WHAT THE TASK ASKS: What is the number of lines in the data that hold the string "процента"? Reply with that number only.

(Excerpts from a figure dataset)
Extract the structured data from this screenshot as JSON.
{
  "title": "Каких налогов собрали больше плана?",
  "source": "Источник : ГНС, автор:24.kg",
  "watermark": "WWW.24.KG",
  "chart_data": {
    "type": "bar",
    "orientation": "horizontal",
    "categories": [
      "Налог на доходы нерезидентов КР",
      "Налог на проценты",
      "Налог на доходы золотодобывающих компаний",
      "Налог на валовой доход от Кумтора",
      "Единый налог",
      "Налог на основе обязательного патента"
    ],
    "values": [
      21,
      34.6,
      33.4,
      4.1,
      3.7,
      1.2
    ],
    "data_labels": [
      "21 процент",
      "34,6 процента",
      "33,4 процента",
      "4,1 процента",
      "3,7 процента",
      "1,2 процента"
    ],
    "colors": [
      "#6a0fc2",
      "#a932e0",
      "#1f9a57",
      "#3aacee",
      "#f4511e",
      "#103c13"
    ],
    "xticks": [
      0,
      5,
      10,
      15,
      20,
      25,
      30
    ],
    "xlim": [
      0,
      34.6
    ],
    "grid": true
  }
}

EXERCISE SOLUTION: 5